● **Stated task**: Reproduce every line of the records below verbatim.

┄┄┄┄┄┄┄┄┄┄

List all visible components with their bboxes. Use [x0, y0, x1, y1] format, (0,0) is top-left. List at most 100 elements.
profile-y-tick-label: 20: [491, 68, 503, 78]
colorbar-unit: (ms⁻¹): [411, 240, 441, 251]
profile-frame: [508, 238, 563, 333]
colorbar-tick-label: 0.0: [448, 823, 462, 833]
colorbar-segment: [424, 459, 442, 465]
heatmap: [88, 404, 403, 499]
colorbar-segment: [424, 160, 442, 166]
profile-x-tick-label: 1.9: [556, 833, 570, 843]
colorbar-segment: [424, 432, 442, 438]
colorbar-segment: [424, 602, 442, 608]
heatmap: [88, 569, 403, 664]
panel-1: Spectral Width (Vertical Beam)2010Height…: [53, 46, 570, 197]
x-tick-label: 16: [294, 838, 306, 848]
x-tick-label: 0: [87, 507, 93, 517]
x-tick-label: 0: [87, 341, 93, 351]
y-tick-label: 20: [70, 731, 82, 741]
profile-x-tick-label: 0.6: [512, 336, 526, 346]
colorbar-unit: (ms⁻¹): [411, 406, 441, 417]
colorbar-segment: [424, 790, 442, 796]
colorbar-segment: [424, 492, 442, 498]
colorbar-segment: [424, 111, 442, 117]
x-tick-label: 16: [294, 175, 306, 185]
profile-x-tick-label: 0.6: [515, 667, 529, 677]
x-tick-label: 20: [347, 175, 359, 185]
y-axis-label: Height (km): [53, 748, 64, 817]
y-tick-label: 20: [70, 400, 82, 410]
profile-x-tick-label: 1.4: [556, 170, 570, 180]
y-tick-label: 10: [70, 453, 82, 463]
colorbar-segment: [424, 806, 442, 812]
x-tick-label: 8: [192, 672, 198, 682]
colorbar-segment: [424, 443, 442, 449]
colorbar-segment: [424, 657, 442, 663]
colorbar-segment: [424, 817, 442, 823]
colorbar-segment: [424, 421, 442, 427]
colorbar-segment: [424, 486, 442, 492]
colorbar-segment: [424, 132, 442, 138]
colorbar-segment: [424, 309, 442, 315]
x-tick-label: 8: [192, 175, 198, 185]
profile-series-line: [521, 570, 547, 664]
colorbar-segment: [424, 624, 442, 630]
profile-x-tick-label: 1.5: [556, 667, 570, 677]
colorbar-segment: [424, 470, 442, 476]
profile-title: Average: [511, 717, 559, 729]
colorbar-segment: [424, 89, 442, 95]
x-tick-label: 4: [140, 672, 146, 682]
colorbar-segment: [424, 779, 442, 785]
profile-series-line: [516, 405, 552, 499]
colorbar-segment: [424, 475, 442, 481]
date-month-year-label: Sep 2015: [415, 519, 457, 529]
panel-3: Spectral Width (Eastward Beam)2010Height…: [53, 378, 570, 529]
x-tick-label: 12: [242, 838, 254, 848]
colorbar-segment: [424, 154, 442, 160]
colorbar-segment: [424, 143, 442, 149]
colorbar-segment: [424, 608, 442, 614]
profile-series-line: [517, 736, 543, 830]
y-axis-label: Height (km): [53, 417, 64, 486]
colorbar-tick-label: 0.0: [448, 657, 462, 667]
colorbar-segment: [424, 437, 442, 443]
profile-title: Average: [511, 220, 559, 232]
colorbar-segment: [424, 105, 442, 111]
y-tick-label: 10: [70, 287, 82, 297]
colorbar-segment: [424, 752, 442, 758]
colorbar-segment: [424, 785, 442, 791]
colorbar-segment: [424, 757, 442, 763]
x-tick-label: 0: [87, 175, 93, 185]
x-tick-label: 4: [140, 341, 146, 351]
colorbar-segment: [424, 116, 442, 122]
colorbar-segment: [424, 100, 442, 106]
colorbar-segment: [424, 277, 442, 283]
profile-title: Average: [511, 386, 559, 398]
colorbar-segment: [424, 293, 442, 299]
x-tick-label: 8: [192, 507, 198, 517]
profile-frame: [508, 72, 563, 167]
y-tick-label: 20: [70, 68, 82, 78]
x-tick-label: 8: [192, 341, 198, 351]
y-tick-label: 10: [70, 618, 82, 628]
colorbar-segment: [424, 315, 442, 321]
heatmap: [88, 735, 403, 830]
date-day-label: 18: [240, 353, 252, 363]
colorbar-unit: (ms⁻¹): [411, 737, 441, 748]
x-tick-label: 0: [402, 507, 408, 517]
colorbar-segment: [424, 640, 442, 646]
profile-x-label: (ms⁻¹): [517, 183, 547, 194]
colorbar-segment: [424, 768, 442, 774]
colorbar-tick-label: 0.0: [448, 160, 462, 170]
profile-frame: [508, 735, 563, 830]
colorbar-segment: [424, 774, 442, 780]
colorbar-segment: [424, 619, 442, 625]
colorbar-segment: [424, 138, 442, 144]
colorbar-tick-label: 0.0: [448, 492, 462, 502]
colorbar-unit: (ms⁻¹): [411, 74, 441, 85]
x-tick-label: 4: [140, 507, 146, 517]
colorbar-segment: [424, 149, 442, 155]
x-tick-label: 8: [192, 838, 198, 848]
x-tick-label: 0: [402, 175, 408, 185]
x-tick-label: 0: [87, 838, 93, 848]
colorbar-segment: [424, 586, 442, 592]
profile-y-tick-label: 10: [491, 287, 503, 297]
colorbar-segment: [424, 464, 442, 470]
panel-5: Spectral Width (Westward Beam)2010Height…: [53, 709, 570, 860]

┄┄┄┄┄┄┄┄┄┄

● **Exercise output**:
List all visible components with their bboxes. Use [x0, y0, x1, y1] format, (0,0) is top-left. List at most 100 elements.
profile-y-tick-label: 20: [491, 68, 503, 78]
colorbar-unit: (ms⁻¹): [411, 240, 441, 251]
profile-frame: [508, 238, 563, 333]
colorbar-tick-label: 0.0: [448, 823, 462, 833]
colorbar-segment: [424, 459, 442, 465]
heatmap: [88, 404, 403, 499]
colorbar-segment: [424, 160, 442, 166]
profile-x-tick-label: 1.9: [556, 833, 570, 843]
colorbar-segment: [424, 432, 442, 438]
colorbar-segment: [424, 602, 442, 608]
heatmap: [88, 569, 403, 664]
panel-1: Spectral Width (Vertical Beam)2010Height…: [53, 46, 570, 197]
x-tick-label: 16: [294, 838, 306, 848]
x-tick-label: 0: [87, 507, 93, 517]
x-tick-label: 0: [87, 341, 93, 351]
y-tick-label: 20: [70, 731, 82, 741]
profile-x-tick-label: 0.6: [512, 336, 526, 346]
colorbar-unit: (ms⁻¹): [411, 406, 441, 417]
colorbar-segment: [424, 790, 442, 796]
colorbar-segment: [424, 492, 442, 498]
colorbar-segment: [424, 111, 442, 117]
x-tick-label: 16: [294, 175, 306, 185]
profile-x-tick-label: 0.6: [515, 667, 529, 677]
x-tick-label: 20: [347, 175, 359, 185]
y-axis-label: Height (km): [53, 748, 64, 817]
y-tick-label: 20: [70, 400, 82, 410]
profile-x-tick-label: 1.4: [556, 170, 570, 180]
y-tick-label: 10: [70, 453, 82, 463]
colorbar-segment: [424, 806, 442, 812]
x-tick-label: 8: [192, 672, 198, 682]
colorbar-segment: [424, 443, 442, 449]
colorbar-segment: [424, 657, 442, 663]
colorbar-segment: [424, 817, 442, 823]
colorbar-segment: [424, 421, 442, 427]
colorbar-segment: [424, 486, 442, 492]
colorbar-segment: [424, 132, 442, 138]
colorbar-segment: [424, 309, 442, 315]
x-tick-label: 8: [192, 175, 198, 185]
profile-series-line: [521, 570, 547, 664]
colorbar-segment: [424, 624, 442, 630]
profile-x-tick-label: 1.5: [556, 667, 570, 677]
colorbar-segment: [424, 470, 442, 476]
profile-title: Average: [511, 717, 559, 729]
colorbar-segment: [424, 89, 442, 95]
x-tick-label: 4: [140, 672, 146, 682]
colorbar-segment: [424, 779, 442, 785]
profile-series-line: [516, 405, 552, 499]
colorbar-segment: [424, 475, 442, 481]
date-month-year-label: Sep 2015: [415, 519, 457, 529]
panel-3: Spectral Width (Eastward Beam)2010Height…: [53, 378, 570, 529]
x-tick-label: 12: [242, 838, 254, 848]
colorbar-segment: [424, 154, 442, 160]
colorbar-segment: [424, 143, 442, 149]
colorbar-segment: [424, 608, 442, 614]
profile-series-line: [517, 736, 543, 830]
y-axis-label: Height (km): [53, 417, 64, 486]
colorbar-tick-label: 0.0: [448, 657, 462, 667]
colorbar-segment: [424, 437, 442, 443]
profile-title: Average: [511, 220, 559, 232]
colorbar-segment: [424, 105, 442, 111]
y-tick-label: 10: [70, 287, 82, 297]
colorbar-segment: [424, 752, 442, 758]
colorbar-segment: [424, 785, 442, 791]
colorbar-segment: [424, 757, 442, 763]
x-tick-label: 0: [87, 175, 93, 185]
x-tick-label: 4: [140, 341, 146, 351]
colorbar-segment: [424, 116, 442, 122]
colorbar-segment: [424, 100, 442, 106]
colorbar-segment: [424, 277, 442, 283]
profile-title: Average: [511, 386, 559, 398]
colorbar-segment: [424, 293, 442, 299]
x-tick-label: 8: [192, 507, 198, 517]
profile-frame: [508, 72, 563, 167]
y-tick-label: 20: [70, 68, 82, 78]
x-tick-label: 8: [192, 341, 198, 351]
y-tick-label: 10: [70, 618, 82, 628]
colorbar-segment: [424, 315, 442, 321]
heatmap: [88, 735, 403, 830]
date-day-label: 18: [240, 353, 252, 363]
colorbar-unit: (ms⁻¹): [411, 737, 441, 748]
x-tick-label: 0: [402, 507, 408, 517]
colorbar-segment: [424, 640, 442, 646]
profile-x-label: (ms⁻¹): [517, 183, 547, 194]
colorbar-segment: [424, 768, 442, 774]
colorbar-tick-label: 0.0: [448, 160, 462, 170]
profile-frame: [508, 735, 563, 830]
colorbar-segment: [424, 774, 442, 780]
colorbar-segment: [424, 619, 442, 625]
colorbar-segment: [424, 138, 442, 144]
colorbar-tick-label: 0.0: [448, 492, 462, 502]
colorbar-unit: (ms⁻¹): [411, 74, 441, 85]
x-tick-label: 4: [140, 507, 146, 517]
colorbar-segment: [424, 149, 442, 155]
x-tick-label: 8: [192, 838, 198, 848]
x-tick-label: 0: [402, 175, 408, 185]
x-tick-label: 0: [87, 838, 93, 848]
colorbar-segment: [424, 586, 442, 592]
profile-y-tick-label: 10: [491, 287, 503, 297]
colorbar-segment: [424, 464, 442, 470]
panel-5: Spectral Width (Westward Beam)2010Height…: [53, 709, 570, 860]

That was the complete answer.